Raw records:
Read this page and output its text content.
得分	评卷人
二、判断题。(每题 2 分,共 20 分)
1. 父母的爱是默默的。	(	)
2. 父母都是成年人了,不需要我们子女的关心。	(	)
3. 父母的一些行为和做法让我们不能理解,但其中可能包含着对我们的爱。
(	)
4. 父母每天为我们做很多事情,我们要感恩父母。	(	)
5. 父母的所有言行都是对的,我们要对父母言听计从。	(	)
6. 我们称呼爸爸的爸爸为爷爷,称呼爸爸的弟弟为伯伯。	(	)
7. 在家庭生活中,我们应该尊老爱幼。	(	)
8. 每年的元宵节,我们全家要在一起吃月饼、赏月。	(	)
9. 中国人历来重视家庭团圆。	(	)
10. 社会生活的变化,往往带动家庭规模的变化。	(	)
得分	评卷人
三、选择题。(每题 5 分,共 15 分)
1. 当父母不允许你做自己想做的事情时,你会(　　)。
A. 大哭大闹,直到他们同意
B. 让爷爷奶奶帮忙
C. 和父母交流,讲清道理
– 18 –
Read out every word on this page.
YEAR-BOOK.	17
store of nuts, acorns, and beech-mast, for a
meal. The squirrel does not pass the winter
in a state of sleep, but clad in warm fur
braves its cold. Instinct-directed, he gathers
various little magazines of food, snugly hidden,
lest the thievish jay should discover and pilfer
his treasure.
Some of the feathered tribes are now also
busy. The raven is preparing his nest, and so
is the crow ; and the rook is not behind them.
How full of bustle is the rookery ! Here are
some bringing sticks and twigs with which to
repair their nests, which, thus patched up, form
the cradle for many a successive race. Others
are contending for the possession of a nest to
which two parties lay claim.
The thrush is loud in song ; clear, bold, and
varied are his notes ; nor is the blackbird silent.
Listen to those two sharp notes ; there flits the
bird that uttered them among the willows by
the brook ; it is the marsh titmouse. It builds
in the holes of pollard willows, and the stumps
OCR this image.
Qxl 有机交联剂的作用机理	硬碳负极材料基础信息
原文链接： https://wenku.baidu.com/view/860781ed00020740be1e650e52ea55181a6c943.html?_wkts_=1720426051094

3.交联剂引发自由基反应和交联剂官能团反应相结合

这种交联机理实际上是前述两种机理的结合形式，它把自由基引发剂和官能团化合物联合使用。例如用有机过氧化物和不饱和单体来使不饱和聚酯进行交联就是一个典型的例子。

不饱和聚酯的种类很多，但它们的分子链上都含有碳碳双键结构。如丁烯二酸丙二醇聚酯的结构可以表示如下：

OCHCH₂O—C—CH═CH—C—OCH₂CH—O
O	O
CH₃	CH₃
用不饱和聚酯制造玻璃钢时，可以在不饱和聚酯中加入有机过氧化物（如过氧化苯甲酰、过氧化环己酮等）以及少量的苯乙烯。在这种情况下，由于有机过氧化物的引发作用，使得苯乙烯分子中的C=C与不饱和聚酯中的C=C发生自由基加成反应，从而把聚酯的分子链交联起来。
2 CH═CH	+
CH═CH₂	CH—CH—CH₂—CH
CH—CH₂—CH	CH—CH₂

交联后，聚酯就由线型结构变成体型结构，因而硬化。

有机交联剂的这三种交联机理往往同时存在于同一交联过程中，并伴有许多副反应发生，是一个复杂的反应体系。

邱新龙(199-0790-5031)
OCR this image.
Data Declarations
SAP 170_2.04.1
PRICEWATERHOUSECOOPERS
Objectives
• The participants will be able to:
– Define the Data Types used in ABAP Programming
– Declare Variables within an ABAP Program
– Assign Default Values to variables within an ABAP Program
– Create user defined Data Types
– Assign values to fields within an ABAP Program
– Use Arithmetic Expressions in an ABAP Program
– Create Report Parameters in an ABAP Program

...

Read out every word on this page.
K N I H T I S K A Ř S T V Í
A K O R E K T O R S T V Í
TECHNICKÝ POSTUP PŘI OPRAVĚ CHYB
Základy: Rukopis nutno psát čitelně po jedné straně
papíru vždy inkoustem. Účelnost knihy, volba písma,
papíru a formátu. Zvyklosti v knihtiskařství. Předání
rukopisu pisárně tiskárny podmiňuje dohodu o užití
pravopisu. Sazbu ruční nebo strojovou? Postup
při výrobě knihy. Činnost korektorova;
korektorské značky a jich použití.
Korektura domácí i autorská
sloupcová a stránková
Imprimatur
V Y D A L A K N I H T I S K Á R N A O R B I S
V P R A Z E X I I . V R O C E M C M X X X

==

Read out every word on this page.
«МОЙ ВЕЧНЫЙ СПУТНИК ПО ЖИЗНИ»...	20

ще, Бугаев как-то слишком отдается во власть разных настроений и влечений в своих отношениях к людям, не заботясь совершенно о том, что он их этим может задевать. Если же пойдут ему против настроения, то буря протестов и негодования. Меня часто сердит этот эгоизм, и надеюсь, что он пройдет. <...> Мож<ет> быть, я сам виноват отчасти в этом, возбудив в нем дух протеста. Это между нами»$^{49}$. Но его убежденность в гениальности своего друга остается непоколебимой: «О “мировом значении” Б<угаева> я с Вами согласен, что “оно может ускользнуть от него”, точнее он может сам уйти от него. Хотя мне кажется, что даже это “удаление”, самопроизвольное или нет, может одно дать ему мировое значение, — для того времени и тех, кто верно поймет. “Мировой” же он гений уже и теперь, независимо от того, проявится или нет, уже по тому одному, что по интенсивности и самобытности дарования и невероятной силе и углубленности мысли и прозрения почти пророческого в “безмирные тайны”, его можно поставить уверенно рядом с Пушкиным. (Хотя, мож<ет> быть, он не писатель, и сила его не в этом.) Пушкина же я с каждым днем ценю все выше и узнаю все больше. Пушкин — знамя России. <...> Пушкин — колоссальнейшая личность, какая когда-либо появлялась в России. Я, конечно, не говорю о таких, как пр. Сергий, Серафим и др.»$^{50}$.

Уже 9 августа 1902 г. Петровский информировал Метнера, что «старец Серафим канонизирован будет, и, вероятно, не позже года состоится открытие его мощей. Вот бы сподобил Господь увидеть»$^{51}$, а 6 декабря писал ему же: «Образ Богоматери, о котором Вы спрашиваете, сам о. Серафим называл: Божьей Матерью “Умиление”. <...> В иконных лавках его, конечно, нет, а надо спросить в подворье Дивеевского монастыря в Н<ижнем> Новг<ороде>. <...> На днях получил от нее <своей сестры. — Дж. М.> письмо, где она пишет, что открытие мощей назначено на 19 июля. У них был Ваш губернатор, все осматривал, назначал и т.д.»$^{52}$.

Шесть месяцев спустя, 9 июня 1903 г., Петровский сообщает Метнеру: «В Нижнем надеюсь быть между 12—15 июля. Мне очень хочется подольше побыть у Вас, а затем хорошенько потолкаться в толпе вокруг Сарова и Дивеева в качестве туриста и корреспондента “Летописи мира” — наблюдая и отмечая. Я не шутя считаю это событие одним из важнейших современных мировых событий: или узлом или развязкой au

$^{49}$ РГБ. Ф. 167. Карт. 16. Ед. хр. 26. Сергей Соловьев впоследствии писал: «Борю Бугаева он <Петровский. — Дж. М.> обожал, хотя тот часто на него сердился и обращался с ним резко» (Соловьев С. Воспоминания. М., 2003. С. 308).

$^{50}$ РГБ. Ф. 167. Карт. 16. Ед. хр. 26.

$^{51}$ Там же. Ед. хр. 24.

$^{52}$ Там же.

*TASK TO CARRY OUT:* Copy in full each line that holds the word "willows".

*THE RESULT:*
bird that uttered them among the willows by
in the holes of pollard willows, and the stumps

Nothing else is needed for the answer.